● Exercise prompt:
Review the listing and copy each line that holds the word "Storage".

(Figure record extracts)
=======
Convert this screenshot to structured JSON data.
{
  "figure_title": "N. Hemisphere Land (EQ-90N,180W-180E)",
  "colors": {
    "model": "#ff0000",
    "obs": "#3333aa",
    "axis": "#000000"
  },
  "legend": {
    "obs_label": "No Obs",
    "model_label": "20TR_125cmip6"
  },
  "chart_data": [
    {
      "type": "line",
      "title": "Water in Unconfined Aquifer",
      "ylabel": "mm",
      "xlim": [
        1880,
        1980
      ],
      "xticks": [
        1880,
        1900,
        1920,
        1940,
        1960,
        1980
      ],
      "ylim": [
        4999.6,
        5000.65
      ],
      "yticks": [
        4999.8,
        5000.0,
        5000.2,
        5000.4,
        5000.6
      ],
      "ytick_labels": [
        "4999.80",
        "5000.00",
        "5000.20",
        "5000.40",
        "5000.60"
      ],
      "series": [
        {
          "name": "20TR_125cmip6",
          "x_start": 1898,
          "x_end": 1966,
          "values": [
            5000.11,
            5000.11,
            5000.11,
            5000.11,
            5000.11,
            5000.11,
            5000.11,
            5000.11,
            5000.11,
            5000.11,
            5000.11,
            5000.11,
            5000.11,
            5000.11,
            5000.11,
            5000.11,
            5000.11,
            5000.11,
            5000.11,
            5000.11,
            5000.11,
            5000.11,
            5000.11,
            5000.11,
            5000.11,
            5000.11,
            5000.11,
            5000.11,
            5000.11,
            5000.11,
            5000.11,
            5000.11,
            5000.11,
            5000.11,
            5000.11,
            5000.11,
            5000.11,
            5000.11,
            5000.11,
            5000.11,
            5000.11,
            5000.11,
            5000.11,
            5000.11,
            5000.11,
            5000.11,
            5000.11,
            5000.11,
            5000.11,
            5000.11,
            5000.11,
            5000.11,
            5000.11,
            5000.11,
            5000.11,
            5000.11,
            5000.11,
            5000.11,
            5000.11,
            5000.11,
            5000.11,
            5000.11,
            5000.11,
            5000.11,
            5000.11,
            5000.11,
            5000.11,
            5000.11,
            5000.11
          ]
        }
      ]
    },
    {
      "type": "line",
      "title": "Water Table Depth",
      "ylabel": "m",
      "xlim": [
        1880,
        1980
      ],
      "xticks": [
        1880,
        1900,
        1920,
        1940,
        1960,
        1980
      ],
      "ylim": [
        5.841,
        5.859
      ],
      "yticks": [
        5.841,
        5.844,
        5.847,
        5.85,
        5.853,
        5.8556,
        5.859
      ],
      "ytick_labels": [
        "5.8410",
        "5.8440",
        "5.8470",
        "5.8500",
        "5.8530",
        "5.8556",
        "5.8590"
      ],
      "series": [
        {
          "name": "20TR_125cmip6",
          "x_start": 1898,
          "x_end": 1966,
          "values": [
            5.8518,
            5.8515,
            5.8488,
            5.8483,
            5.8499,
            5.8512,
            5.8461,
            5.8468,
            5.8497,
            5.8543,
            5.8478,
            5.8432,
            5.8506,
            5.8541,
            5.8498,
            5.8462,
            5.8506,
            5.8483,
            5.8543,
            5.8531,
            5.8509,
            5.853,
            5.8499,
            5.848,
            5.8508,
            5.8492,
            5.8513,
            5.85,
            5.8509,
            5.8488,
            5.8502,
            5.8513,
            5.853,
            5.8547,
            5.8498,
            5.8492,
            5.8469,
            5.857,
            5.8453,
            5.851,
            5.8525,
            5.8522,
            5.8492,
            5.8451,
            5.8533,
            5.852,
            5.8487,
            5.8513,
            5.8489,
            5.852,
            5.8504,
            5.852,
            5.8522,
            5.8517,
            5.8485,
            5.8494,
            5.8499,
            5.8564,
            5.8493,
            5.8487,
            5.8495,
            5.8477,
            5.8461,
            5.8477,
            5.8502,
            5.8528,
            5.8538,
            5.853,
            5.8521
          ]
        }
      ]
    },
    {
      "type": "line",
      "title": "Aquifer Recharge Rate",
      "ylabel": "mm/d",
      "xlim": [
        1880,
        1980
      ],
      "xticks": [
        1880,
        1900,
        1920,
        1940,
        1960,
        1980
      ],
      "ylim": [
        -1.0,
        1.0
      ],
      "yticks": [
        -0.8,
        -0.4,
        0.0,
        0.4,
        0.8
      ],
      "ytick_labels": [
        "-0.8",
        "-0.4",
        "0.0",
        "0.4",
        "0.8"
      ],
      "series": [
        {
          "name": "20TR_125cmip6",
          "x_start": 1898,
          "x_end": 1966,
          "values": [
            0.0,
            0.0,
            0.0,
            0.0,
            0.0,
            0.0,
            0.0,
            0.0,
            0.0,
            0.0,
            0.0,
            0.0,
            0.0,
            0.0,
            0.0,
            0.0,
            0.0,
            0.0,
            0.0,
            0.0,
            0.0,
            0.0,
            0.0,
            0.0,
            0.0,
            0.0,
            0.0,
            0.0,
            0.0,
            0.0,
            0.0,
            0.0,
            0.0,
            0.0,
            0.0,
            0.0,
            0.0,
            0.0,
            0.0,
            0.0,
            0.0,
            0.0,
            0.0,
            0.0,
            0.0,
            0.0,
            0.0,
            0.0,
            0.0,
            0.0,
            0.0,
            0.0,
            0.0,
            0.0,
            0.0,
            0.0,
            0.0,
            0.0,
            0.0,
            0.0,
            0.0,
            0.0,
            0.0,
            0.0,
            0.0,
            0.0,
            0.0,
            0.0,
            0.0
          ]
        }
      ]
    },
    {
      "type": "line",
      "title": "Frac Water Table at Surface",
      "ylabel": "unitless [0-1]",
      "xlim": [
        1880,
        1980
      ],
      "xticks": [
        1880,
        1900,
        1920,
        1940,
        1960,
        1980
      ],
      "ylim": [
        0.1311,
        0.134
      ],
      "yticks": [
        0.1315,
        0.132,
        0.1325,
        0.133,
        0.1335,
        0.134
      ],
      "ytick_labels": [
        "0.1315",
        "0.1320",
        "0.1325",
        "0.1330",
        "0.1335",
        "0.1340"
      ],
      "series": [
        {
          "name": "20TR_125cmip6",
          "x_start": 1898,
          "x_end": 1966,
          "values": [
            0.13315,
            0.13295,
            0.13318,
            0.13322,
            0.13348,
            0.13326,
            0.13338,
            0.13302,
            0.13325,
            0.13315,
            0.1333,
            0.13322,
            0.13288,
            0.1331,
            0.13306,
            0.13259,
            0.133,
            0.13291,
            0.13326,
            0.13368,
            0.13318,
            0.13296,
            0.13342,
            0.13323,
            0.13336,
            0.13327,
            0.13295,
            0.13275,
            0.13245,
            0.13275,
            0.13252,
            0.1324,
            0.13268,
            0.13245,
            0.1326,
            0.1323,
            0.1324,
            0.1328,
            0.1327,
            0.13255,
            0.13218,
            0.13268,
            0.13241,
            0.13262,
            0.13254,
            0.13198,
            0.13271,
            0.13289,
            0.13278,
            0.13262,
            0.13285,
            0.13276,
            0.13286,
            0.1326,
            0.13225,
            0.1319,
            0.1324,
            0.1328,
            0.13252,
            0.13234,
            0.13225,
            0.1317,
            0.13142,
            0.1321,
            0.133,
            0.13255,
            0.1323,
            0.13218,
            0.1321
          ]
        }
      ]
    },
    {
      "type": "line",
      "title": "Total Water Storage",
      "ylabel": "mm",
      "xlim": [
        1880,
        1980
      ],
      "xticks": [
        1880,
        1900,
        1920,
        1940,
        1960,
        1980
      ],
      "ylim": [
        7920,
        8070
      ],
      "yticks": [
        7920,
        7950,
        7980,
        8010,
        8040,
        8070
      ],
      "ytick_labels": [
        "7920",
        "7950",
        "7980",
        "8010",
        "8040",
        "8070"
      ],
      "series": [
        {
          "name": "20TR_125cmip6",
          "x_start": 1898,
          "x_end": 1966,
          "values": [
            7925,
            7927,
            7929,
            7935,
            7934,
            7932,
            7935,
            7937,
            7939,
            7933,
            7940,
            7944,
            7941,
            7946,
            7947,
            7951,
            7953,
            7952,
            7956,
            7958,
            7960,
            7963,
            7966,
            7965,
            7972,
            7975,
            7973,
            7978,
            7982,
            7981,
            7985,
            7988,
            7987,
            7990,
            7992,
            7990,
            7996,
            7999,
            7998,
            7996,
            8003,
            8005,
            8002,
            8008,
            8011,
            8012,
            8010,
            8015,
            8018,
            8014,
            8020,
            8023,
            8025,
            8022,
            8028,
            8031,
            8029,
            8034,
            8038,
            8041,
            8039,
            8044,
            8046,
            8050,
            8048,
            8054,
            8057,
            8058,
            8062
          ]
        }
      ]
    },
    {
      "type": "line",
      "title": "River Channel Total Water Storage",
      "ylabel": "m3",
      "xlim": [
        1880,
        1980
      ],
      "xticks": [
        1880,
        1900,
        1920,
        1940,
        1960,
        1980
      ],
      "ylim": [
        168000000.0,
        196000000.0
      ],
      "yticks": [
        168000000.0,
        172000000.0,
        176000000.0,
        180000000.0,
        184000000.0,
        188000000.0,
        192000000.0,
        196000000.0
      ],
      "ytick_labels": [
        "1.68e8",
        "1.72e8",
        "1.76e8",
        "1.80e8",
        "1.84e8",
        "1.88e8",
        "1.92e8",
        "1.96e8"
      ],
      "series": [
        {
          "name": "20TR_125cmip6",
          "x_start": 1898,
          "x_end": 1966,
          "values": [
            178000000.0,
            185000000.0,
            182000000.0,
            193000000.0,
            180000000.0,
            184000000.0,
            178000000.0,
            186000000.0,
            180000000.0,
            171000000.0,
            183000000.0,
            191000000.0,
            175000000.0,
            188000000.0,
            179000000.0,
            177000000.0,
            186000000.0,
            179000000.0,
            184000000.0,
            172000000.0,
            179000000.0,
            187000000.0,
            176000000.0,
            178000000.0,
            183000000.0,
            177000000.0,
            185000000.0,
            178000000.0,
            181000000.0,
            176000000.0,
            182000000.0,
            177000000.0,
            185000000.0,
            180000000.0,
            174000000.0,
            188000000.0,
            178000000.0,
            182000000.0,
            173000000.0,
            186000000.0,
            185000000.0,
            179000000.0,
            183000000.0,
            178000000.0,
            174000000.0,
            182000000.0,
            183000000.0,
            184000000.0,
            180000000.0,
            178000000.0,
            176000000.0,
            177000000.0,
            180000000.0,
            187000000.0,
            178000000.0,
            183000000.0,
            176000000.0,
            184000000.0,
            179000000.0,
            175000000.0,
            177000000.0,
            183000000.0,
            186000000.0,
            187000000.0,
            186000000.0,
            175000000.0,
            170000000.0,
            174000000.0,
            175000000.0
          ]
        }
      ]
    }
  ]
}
=======
● Output of the task:
      "title": "Total Water Storage",
      "title": "River Channel Total Water Storage",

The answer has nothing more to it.